• _What to produce_
Copy each of the records below word for word, line by line, and leave out the pictures.

• _Extracted information_

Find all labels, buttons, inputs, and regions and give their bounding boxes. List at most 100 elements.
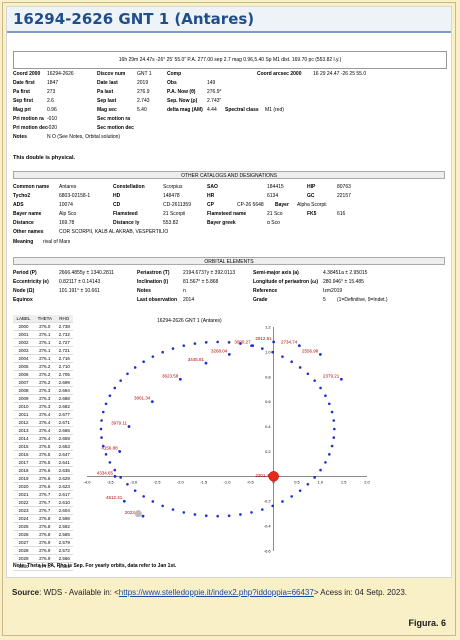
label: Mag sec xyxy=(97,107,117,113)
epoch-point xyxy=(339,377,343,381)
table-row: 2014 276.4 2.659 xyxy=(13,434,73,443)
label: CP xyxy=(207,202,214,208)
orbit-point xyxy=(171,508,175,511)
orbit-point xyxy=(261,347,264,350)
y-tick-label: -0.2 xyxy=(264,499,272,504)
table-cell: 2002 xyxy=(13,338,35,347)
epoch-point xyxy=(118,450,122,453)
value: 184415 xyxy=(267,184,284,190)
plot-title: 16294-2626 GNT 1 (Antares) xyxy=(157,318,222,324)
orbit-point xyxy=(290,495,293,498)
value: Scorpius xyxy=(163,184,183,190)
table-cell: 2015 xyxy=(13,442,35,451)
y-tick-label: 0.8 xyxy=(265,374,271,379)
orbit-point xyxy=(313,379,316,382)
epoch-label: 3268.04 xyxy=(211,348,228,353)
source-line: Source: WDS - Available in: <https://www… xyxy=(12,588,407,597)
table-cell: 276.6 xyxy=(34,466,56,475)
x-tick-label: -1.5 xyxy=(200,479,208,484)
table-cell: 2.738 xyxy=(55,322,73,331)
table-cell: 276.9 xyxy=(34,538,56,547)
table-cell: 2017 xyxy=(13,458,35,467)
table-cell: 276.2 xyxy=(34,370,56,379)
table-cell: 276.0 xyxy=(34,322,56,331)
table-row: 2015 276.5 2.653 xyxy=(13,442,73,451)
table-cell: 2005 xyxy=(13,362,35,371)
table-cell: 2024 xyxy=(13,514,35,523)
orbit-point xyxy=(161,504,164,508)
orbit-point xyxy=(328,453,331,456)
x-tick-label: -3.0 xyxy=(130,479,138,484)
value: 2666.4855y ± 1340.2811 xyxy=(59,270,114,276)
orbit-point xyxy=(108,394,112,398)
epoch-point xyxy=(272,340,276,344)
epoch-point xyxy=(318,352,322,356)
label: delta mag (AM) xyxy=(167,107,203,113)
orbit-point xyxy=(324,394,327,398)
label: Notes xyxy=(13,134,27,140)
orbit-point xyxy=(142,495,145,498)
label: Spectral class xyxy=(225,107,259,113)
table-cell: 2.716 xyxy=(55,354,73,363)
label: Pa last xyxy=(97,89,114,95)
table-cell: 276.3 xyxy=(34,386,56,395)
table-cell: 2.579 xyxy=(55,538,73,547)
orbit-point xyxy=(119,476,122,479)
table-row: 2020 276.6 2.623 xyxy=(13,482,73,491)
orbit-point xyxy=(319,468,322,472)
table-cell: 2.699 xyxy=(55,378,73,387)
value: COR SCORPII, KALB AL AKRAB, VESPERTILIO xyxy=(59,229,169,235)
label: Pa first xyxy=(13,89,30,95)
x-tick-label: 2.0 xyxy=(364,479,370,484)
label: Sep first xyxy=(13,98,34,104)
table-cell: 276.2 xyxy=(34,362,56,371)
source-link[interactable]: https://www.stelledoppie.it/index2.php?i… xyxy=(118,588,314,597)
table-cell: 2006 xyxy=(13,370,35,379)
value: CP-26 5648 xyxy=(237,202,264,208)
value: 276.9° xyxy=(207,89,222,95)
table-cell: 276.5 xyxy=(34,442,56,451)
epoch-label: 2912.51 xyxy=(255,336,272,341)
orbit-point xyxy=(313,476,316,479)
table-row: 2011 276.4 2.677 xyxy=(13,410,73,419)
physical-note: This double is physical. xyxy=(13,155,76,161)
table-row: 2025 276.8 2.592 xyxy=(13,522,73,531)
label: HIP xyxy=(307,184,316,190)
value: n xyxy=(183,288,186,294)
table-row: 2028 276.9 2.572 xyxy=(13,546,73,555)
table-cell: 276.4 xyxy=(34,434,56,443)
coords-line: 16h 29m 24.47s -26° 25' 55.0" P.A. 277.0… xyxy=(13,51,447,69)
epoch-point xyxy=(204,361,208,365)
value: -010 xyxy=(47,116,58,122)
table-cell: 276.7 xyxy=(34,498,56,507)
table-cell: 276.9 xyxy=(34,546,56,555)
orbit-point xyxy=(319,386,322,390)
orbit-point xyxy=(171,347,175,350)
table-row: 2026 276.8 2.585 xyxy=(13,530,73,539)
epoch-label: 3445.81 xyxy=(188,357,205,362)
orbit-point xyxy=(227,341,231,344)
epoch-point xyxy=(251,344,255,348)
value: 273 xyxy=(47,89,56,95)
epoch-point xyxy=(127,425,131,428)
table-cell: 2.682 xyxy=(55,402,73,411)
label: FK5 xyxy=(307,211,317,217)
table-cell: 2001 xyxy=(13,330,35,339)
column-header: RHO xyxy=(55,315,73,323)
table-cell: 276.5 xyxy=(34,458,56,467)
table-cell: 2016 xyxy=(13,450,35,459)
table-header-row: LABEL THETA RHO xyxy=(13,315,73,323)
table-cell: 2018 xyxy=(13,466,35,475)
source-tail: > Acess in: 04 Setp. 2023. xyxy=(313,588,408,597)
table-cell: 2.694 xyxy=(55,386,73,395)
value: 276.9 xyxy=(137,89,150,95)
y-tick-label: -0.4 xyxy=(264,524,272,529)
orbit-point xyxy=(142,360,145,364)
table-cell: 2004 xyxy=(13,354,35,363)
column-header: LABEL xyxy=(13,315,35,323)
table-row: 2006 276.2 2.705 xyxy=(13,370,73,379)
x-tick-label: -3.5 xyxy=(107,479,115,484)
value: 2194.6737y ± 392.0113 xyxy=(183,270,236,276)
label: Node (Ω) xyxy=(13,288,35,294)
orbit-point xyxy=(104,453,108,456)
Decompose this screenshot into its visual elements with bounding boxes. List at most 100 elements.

• _Result for this exercise_
Find all labels, buttons, inputs, and regions and give their bounding boxes. List at most 100 elements.
label: Mag sec xyxy=(97,107,117,113)
epoch-point xyxy=(339,377,343,381)
table-row: 2014 276.4 2.659 xyxy=(13,434,73,443)
label: CP xyxy=(207,202,214,208)
orbit-point xyxy=(171,508,175,511)
orbit-point xyxy=(261,347,264,350)
y-tick-label: -0.2 xyxy=(264,499,272,504)
table-cell: 2002 xyxy=(13,338,35,347)
epoch-point xyxy=(118,450,122,453)
value: 184415 xyxy=(267,184,284,190)
plot-title: 16294-2626 GNT 1 (Antares) xyxy=(157,318,222,324)
orbit-point xyxy=(290,495,293,498)
value: Scorpius xyxy=(163,184,183,190)
table-cell: 2015 xyxy=(13,442,35,451)
y-tick-label: 0.8 xyxy=(265,374,271,379)
orbit-point xyxy=(313,379,316,382)
epoch-label: 3268.04 xyxy=(211,348,228,353)
source-line: Source: WDS - Available in: <https://www… xyxy=(12,588,407,597)
table-cell: 276.6 xyxy=(34,466,56,475)
x-tick-label: -1.5 xyxy=(200,479,208,484)
table-cell: 2.738 xyxy=(55,322,73,331)
table-cell: 276.9 xyxy=(34,538,56,547)
table-cell: 2017 xyxy=(13,458,35,467)
table-cell: 276.2 xyxy=(34,370,56,379)
table-cell: 276.0 xyxy=(34,322,56,331)
table-row: 2015 276.5 2.653 xyxy=(13,442,73,451)
table-cell: 2005 xyxy=(13,362,35,371)
table-cell: 2024 xyxy=(13,514,35,523)
orbit-point xyxy=(161,504,164,508)
orbit-point xyxy=(328,453,331,456)
x-tick-label: -3.0 xyxy=(130,479,138,484)
value: 2666.4855y ± 1340.2811 xyxy=(59,270,114,276)
orbit-point xyxy=(108,394,112,398)
epoch-point xyxy=(272,340,276,344)
epoch-point xyxy=(318,352,322,356)
label: delta mag (AM) xyxy=(167,107,203,113)
orbit-point xyxy=(324,394,327,398)
label: Notes xyxy=(13,134,27,140)
orbit-point xyxy=(142,495,145,498)
label: Spectral class xyxy=(225,107,259,113)
table-cell: 2.716 xyxy=(55,354,73,363)
label: Pa last xyxy=(97,89,114,95)
table-cell: 276.3 xyxy=(34,386,56,395)
table-cell: 2.579 xyxy=(55,538,73,547)
orbit-point xyxy=(119,476,122,479)
table-row: 2020 276.6 2.623 xyxy=(13,482,73,491)
orbit-point xyxy=(319,468,322,472)
table-cell: 2.699 xyxy=(55,378,73,387)
value: COR SCORPII, KALB AL AKRAB, VESPERTILIO xyxy=(59,229,169,235)
label: Pa first xyxy=(13,89,30,95)
x-tick-label: 2.0 xyxy=(364,479,370,484)
label: Sep first xyxy=(13,98,34,104)
table-cell: 276.2 xyxy=(34,362,56,371)
source-link[interactable]: https://www.stelledoppie.it/index2.php?i… xyxy=(118,588,314,597)
table-cell: 2006 xyxy=(13,370,35,379)
value: CP-26 5648 xyxy=(237,202,264,208)
value: 276.9° xyxy=(207,89,222,95)
table-cell: 276.5 xyxy=(34,442,56,451)
epoch-label: 2912.51 xyxy=(255,336,272,341)
orbit-point xyxy=(313,476,316,479)
table-row: 2011 276.4 2.677 xyxy=(13,410,73,419)
physical-note: This double is physical. xyxy=(13,155,76,161)
table-row: 2025 276.8 2.592 xyxy=(13,522,73,531)
label: HIP xyxy=(307,184,316,190)
value: n xyxy=(183,288,186,294)
table-row: 2028 276.9 2.572 xyxy=(13,546,73,555)
table-cell: 276.4 xyxy=(34,434,56,443)
coords-line: 16h 29m 24.47s -26° 25' 55.0" P.A. 277.0… xyxy=(13,51,447,69)
epoch-point xyxy=(204,361,208,365)
value: -010 xyxy=(47,116,58,122)
table-cell: 276.7 xyxy=(34,498,56,507)
table-cell: 276.9 xyxy=(34,546,56,555)
orbit-point xyxy=(319,386,322,390)
orbit-point xyxy=(171,347,175,350)
table-row: 2026 276.8 2.585 xyxy=(13,530,73,539)
epoch-label: 3445.81 xyxy=(188,357,205,362)
orbit-point xyxy=(227,341,231,344)
epoch-point xyxy=(251,344,255,348)
value: 273 xyxy=(47,89,56,95)
epoch-point xyxy=(127,425,131,428)
table-cell: 2.682 xyxy=(55,402,73,411)
label: FK5 xyxy=(307,211,317,217)
table-cell: 2001 xyxy=(13,330,35,339)
column-header: RHO xyxy=(55,315,73,323)
table-cell: 276.5 xyxy=(34,458,56,467)
table-cell: 2016 xyxy=(13,450,35,459)
table-header-row: LABEL THETA RHO xyxy=(13,315,73,323)
table-cell: 2018 xyxy=(13,466,35,475)
source-tail: > Acess in: 04 Setp. 2023. xyxy=(313,588,408,597)
table-cell: 2.694 xyxy=(55,386,73,395)
value: 276.9 xyxy=(137,89,150,95)
y-tick-label: -0.4 xyxy=(264,524,272,529)
orbit-point xyxy=(142,360,145,364)
table-cell: 2004 xyxy=(13,354,35,363)
column-header: LABEL xyxy=(13,315,35,323)
table-row: 2006 276.2 2.705 xyxy=(13,370,73,379)
x-tick-label: -3.5 xyxy=(107,479,115,484)
value: 2194.6737y ± 392.0113 xyxy=(183,270,236,276)
label: Node (Ω) xyxy=(13,288,35,294)
orbit-point xyxy=(104,453,108,456)
Decompose this screenshot into its visual elements with bounding boxes. List at most 100 elements.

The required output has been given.